▸ **GIVEN INSTRUCTION**: Could you repeat the records below exactly, leaving out any pictures?

▸ **THE RECORDS**:
>>>>>

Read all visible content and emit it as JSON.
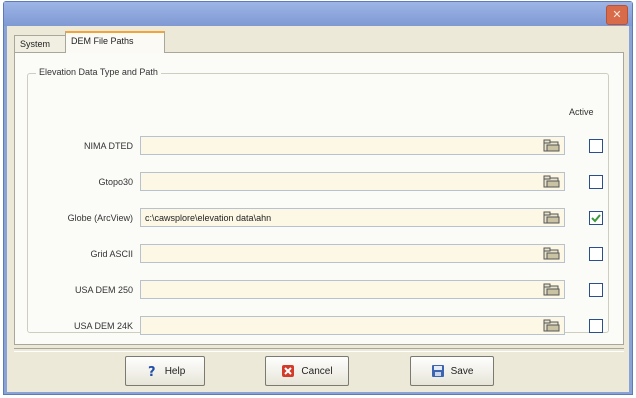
{
  "window": {
    "title": "",
    "close_glyph": "✕"
  },
  "tabs": [
    {
      "label": "System",
      "active": false
    },
    {
      "label": "DEM File Paths",
      "active": true
    }
  ],
  "group": {
    "title": "Elevation Data Type and Path",
    "active_header": "Active"
  },
  "rows": [
    {
      "label": "NIMA DTED",
      "path": "",
      "active": false
    },
    {
      "label": "Gtopo30",
      "path": "",
      "active": false
    },
    {
      "label": "Globe (ArcView)",
      "path": "c:\\cawsplore\\elevation data\\ahn",
      "active": true
    },
    {
      "label": "Grid ASCII",
      "path": "",
      "active": false
    },
    {
      "label": "USA DEM 250",
      "path": "",
      "active": false
    },
    {
      "label": "USA DEM 24K",
      "path": "",
      "active": false
    }
  ],
  "buttons": {
    "help": "Help",
    "cancel": "Cancel",
    "save": "Save"
  },
  "icons": {
    "browse": "folder-browse-icon",
    "help": "question-icon",
    "cancel": "cancel-x-icon",
    "save": "save-disk-icon"
  },
  "colors": {
    "accent_tab": "#f2a43a",
    "input_bg": "#fdf8e6",
    "checkmark": "#3a9a3a",
    "title_bar": "#8aa3d6"
  }
}
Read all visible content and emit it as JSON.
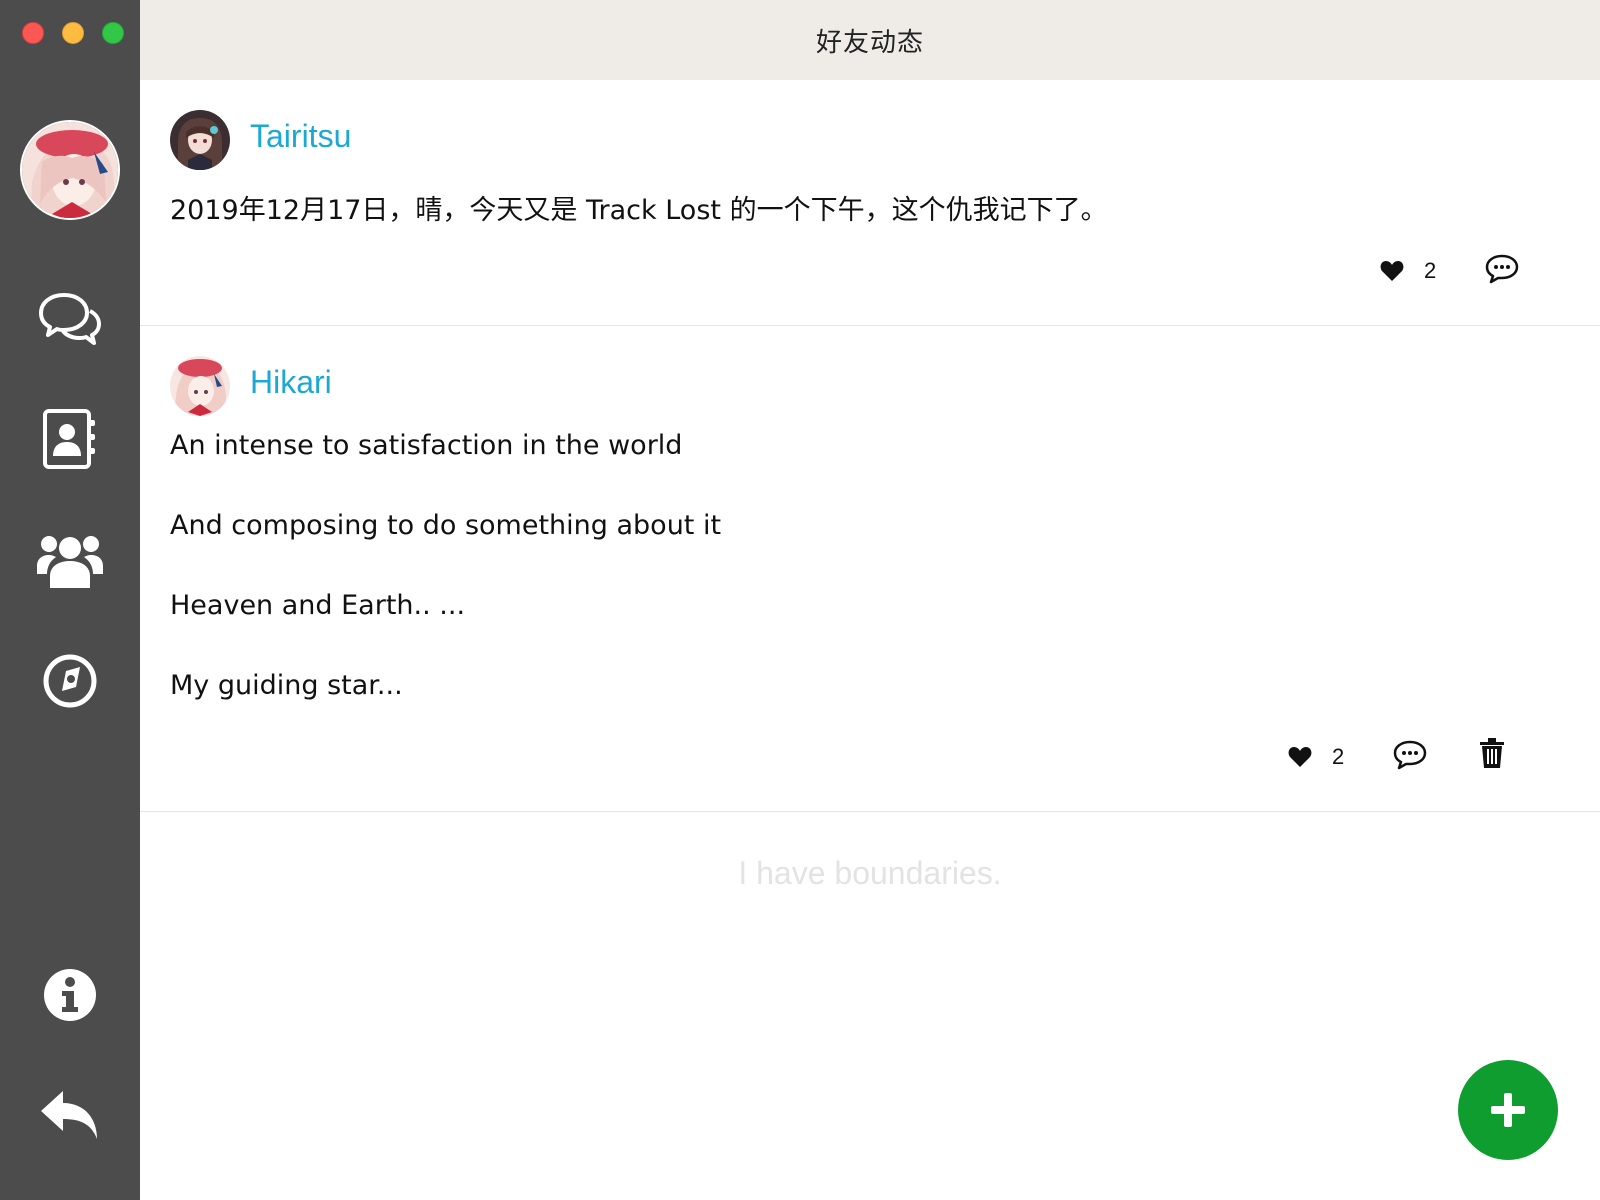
{
  "window": {
    "title": "好友动态"
  },
  "sidebar": {
    "items": [
      {
        "name": "messages",
        "icon": "chat-bubbles-icon"
      },
      {
        "name": "contacts",
        "icon": "address-book-icon"
      },
      {
        "name": "groups",
        "icon": "group-icon"
      },
      {
        "name": "discover",
        "icon": "compass-icon"
      },
      {
        "name": "about",
        "icon": "info-icon"
      },
      {
        "name": "logout",
        "icon": "reply-back-icon"
      }
    ]
  },
  "posts": [
    {
      "author": "Tairitsu",
      "text": "2019年12月17日，晴，今天又是 Track Lost 的一个下午，这个仇我记下了。",
      "likes": "2"
    },
    {
      "author": "Hikari",
      "lines": [
        "An intense to satisfaction in the world",
        "And composing to do something about it",
        "Heaven and Earth.. ...",
        "My guiding star..."
      ],
      "likes": "2"
    }
  ],
  "feed": {
    "end_message": "I have boundaries."
  },
  "colors": {
    "sidebar": "#4c4c4c",
    "titlebar": "#efebe7",
    "author_link": "#1ba8d3",
    "fab": "#0f9d2f"
  }
}
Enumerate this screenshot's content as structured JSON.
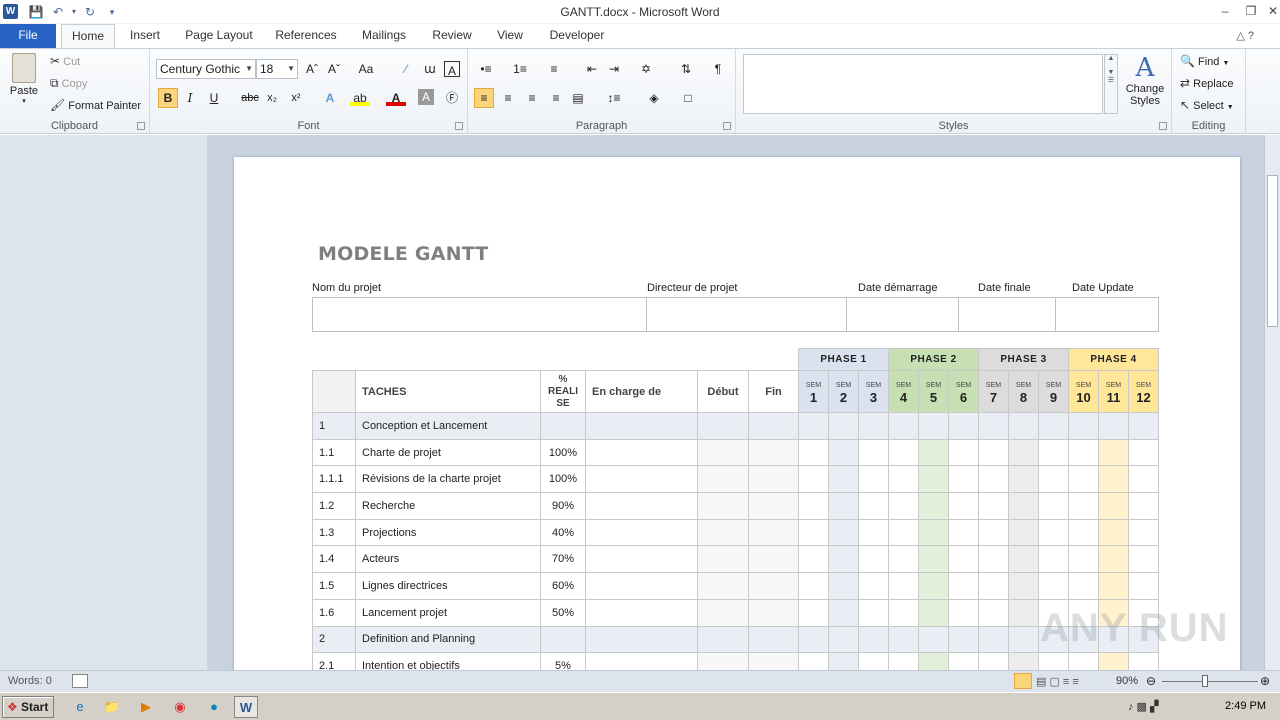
{
  "window": {
    "title": "GANTT.docx - Microsoft Word"
  },
  "tabs": [
    "File",
    "Home",
    "Insert",
    "Page Layout",
    "References",
    "Mailings",
    "Review",
    "View",
    "Developer"
  ],
  "clipboard": {
    "paste": "Paste",
    "cut": "Cut",
    "copy": "Copy",
    "format_painter": "Format Painter",
    "label": "Clipboard"
  },
  "font": {
    "name": "Century Gothic",
    "size": "18",
    "label": "Font"
  },
  "paragraph": {
    "label": "Paragraph"
  },
  "styles": {
    "label": "Styles",
    "change": "Change",
    "styles_word": "Styles"
  },
  "editing": {
    "find": "Find",
    "replace": "Replace",
    "select": "Select",
    "label": "Editing"
  },
  "doc": {
    "title": "MODELE GANTT",
    "project_labels": [
      "Nom du projet",
      "Directeur de projet",
      "Date démarrage",
      "Date finale",
      "Date Update"
    ],
    "phases": [
      "PHASE 1",
      "PHASE 2",
      "PHASE 3",
      "PHASE 4"
    ],
    "phase_colors": [
      "#d9e2ee",
      "#c6e0b4",
      "#dcdcdc",
      "#ffe699"
    ],
    "col_headers": {
      "taches": "TACHES",
      "pct": "% REALI SE",
      "encharge": "En charge de",
      "debut": "Début",
      "fin": "Fin",
      "sem": "SEM"
    },
    "weeks": [
      "1",
      "2",
      "3",
      "4",
      "5",
      "6",
      "7",
      "8",
      "9",
      "10",
      "11",
      "12"
    ],
    "rows": [
      {
        "id": "1",
        "task": "Conception et  Lancement",
        "pct": "",
        "group": true
      },
      {
        "id": "1.1",
        "task": "Charte de projet",
        "pct": "100%"
      },
      {
        "id": "1.1.1",
        "task": "Révisions de la charte projet",
        "pct": "100%"
      },
      {
        "id": "1.2",
        "task": "Recherche",
        "pct": "90%"
      },
      {
        "id": "1.3",
        "task": "Projections",
        "pct": "40%"
      },
      {
        "id": "1.4",
        "task": "Acteurs",
        "pct": "70%"
      },
      {
        "id": "1.5",
        "task": "Lignes directrices",
        "pct": "60%"
      },
      {
        "id": "1.6",
        "task": "Lancement projet",
        "pct": "50%"
      },
      {
        "id": "2",
        "task": "Definition and Planning",
        "pct": "",
        "group": true
      },
      {
        "id": "2.1",
        "task": "Intention et objectifs",
        "pct": "5%"
      }
    ]
  },
  "status": {
    "words": "Words: 0",
    "zoom": "90%"
  },
  "taskbar": {
    "start": "Start",
    "clock": "2:49 PM"
  },
  "watermark": "ANY RUN"
}
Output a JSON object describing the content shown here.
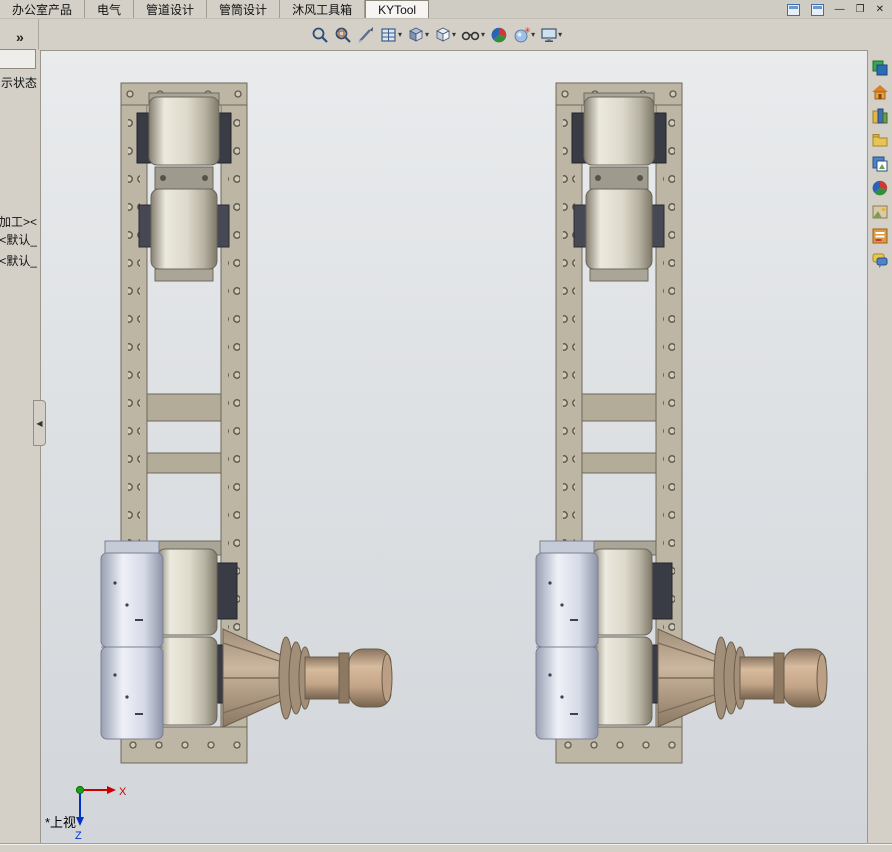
{
  "tabs": [
    {
      "label": "办公室产品",
      "active": false
    },
    {
      "label": "电气",
      "active": false
    },
    {
      "label": "管道设计",
      "active": false
    },
    {
      "label": "管筒设计",
      "active": false
    },
    {
      "label": "沐风工具箱",
      "active": false
    },
    {
      "label": "KYTool",
      "active": true
    }
  ],
  "window_controls": {
    "minimize": "—",
    "restore": "❐",
    "close": "✕",
    "mini_icons": [
      "panel-window-icon",
      "panel-window-icon-2"
    ]
  },
  "toolbar": {
    "caret": "▾",
    "icons": [
      "zoom-fit",
      "zoom-area",
      "pen",
      "section-view",
      "view-orientation",
      "display-style",
      "hide-show-items",
      "edit-appearance",
      "apply-scene",
      "view-settings"
    ]
  },
  "left_panel": {
    "expand_glyph": "»",
    "collapse_glyph": "◀",
    "display_state_fragment": "示状态",
    "tree_fragments": [
      "加工><",
      "<默认_",
      "<默认_"
    ]
  },
  "viewport": {
    "view_label": "*上视",
    "triad": {
      "x": "X",
      "z": "Z"
    },
    "models": [
      "roller-frame-assembly-left",
      "roller-frame-assembly-right"
    ]
  },
  "task_pane": {
    "icons": [
      "resources",
      "home",
      "design-library",
      "file-explorer",
      "view-palette",
      "appearances",
      "scenes",
      "custom-properties",
      "forum"
    ]
  },
  "colors": {
    "chrome": "#d4d0c8",
    "frame_tan": "#bdb6a4",
    "roller_light": "#ece9de",
    "gearbox_blue": "#eff1f7",
    "shaft_brown": "#c3a487",
    "triad_x": "#cc0000",
    "triad_z": "#0033cc",
    "triad_origin": "#1a9e1a"
  }
}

<<<<<

▸ **RESPONSE TO THIS TASK**:
Read all visible content and emit it as JSON.
{
  "window": {
    "title": "",
    "close_glyph": "✕"
  },
  "tabs": [
    {
      "label": "System",
      "active": false
    },
    {
      "label": "DEM File Paths",
      "active": true
    }
  ],
  "group": {
    "title": "Elevation Data Type and Path",
    "active_header": "Active"
  },
  "rows": [
    {
      "label": "NIMA DTED",
      "path": "",
      "active": false
    },
    {
      "label": "Gtopo30",
      "path": "",
      "active": false
    },
    {
      "label": "Globe (ArcView)",
      "path": "c:\\cawsplore\\elevation data\\ahn",
      "active": true
    },
    {
      "label": "Grid ASCII",
      "path": "",
      "active": false
    },
    {
      "label": "USA DEM 250",
      "path": "",
      "active": false
    },
    {
      "label": "USA DEM 24K",
      "path": "",
      "active": false
    }
  ],
  "buttons": {
    "help": "Help",
    "cancel": "Cancel",
    "save": "Save"
  },
  "icons": {
    "browse": "folder-browse-icon",
    "help": "question-icon",
    "cancel": "cancel-x-icon",
    "save": "save-disk-icon"
  },
  "colors": {
    "accent_tab": "#f2a43a",
    "input_bg": "#fdf8e6",
    "checkmark": "#3a9a3a",
    "title_bar": "#8aa3d6"
  }
}
Read all visible content and emit it as JSON.
{
  "window": {
    "title": "好友动态"
  },
  "sidebar": {
    "items": [
      {
        "name": "messages",
        "icon": "chat-bubbles-icon"
      },
      {
        "name": "contacts",
        "icon": "address-book-icon"
      },
      {
        "name": "groups",
        "icon": "group-icon"
      },
      {
        "name": "discover",
        "icon": "compass-icon"
      },
      {
        "name": "about",
        "icon": "info-icon"
      },
      {
        "name": "logout",
        "icon": "reply-back-icon"
      }
    ]
  },
  "posts": [
    {
      "author": "Tairitsu",
      "text": "2019年12月17日，晴，今天又是 Track Lost 的一个下午，这个仇我记下了。",
      "likes": "2"
    },
    {
      "author": "Hikari",
      "lines": [
        "An intense to satisfaction in the world",
        "And composing to do something about it",
        "Heaven and Earth.. ...",
        "My guiding star..."
      ],
      "likes": "2"
    }
  ],
  "feed": {
    "end_message": "I have boundaries."
  },
  "colors": {
    "sidebar": "#4c4c4c",
    "titlebar": "#efebe7",
    "author_link": "#1ba8d3",
    "fab": "#0f9d2f"
  }
}
Enumerate this screenshot's content as structured JSON.
{
  "window": {
    "title": "GANTT.docx - Microsoft Word"
  },
  "tabs": [
    "File",
    "Home",
    "Insert",
    "Page Layout",
    "References",
    "Mailings",
    "Review",
    "View",
    "Developer"
  ],
  "clipboard": {
    "paste": "Paste",
    "cut": "Cut",
    "copy": "Copy",
    "format_painter": "Format Painter",
    "label": "Clipboard"
  },
  "font": {
    "name": "Century Gothic",
    "size": "18",
    "label": "Font"
  },
  "paragraph": {
    "label": "Paragraph"
  },
  "styles": {
    "label": "Styles",
    "change": "Change",
    "styles_word": "Styles"
  },
  "editing": {
    "find": "Find",
    "replace": "Replace",
    "select": "Select",
    "label": "Editing"
  },
  "doc": {
    "title": "MODELE GANTT",
    "project_labels": [
      "Nom du projet",
      "Directeur de projet",
      "Date démarrage",
      "Date finale",
      "Date Update"
    ],
    "phases": [
      "PHASE 1",
      "PHASE 2",
      "PHASE 3",
      "PHASE 4"
    ],
    "phase_colors": [
      "#d9e2ee",
      "#c6e0b4",
      "#dcdcdc",
      "#ffe699"
    ],
    "col_headers": {
      "taches": "TACHES",
      "pct": "% REALI SE",
      "encharge": "En charge de",
      "debut": "Début",
      "fin": "Fin",
      "sem": "SEM"
    },
    "weeks": [
      "1",
      "2",
      "3",
      "4",
      "5",
      "6",
      "7",
      "8",
      "9",
      "10",
      "11",
      "12"
    ],
    "rows": [
      {
        "id": "1",
        "task": "Conception et  Lancement",
        "pct": "",
        "group": true
      },
      {
        "id": "1.1",
        "task": "Charte de projet",
        "pct": "100%"
      },
      {
        "id": "1.1.1",
        "task": "Révisions de la charte projet",
        "pct": "100%"
      },
      {
        "id": "1.2",
        "task": "Recherche",
        "pct": "90%"
      },
      {
        "id": "1.3",
        "task": "Projections",
        "pct": "40%"
      },
      {
        "id": "1.4",
        "task": "Acteurs",
        "pct": "70%"
      },
      {
        "id": "1.5",
        "task": "Lignes directrices",
        "pct": "60%"
      },
      {
        "id": "1.6",
        "task": "Lancement projet",
        "pct": "50%"
      },
      {
        "id": "2",
        "task": "Definition and Planning",
        "pct": "",
        "group": true
      },
      {
        "id": "2.1",
        "task": "Intention et objectifs",
        "pct": "5%"
      }
    ]
  },
  "status": {
    "words": "Words: 0",
    "zoom": "90%"
  },
  "taskbar": {
    "start": "Start",
    "clock": "2:49 PM"
  },
  "watermark": "ANY RUN"
}
Output a JSON object describing the content shown here.
{
  "tabs": [
    {
      "label": "办公室产品",
      "active": false
    },
    {
      "label": "电气",
      "active": false
    },
    {
      "label": "管道设计",
      "active": false
    },
    {
      "label": "管筒设计",
      "active": false
    },
    {
      "label": "沐风工具箱",
      "active": false
    },
    {
      "label": "KYTool",
      "active": true
    }
  ],
  "window_controls": {
    "minimize": "—",
    "restore": "❐",
    "close": "✕",
    "mini_icons": [
      "panel-window-icon",
      "panel-window-icon-2"
    ]
  },
  "toolbar": {
    "caret": "▾",
    "icons": [
      "zoom-fit",
      "zoom-area",
      "pen",
      "section-view",
      "view-orientation",
      "display-style",
      "hide-show-items",
      "edit-appearance",
      "apply-scene",
      "view-settings"
    ]
  },
  "left_panel": {
    "expand_glyph": "»",
    "collapse_glyph": "◀",
    "display_state_fragment": "示状态",
    "tree_fragments": [
      "加工><",
      "<默认_",
      "<默认_"
    ]
  },
  "viewport": {
    "view_label": "*上视",
    "triad": {
      "x": "X",
      "z": "Z"
    },
    "models": [
      "roller-frame-assembly-left",
      "roller-frame-assembly-right"
    ]
  },
  "task_pane": {
    "icons": [
      "resources",
      "home",
      "design-library",
      "file-explorer",
      "view-palette",
      "appearances",
      "scenes",
      "custom-properties",
      "forum"
    ]
  },
  "colors": {
    "chrome": "#d4d0c8",
    "frame_tan": "#bdb6a4",
    "roller_light": "#ece9de",
    "gearbox_blue": "#eff1f7",
    "shaft_brown": "#c3a487",
    "triad_x": "#cc0000",
    "triad_z": "#0033cc",
    "triad_origin": "#1a9e1a"
  }
}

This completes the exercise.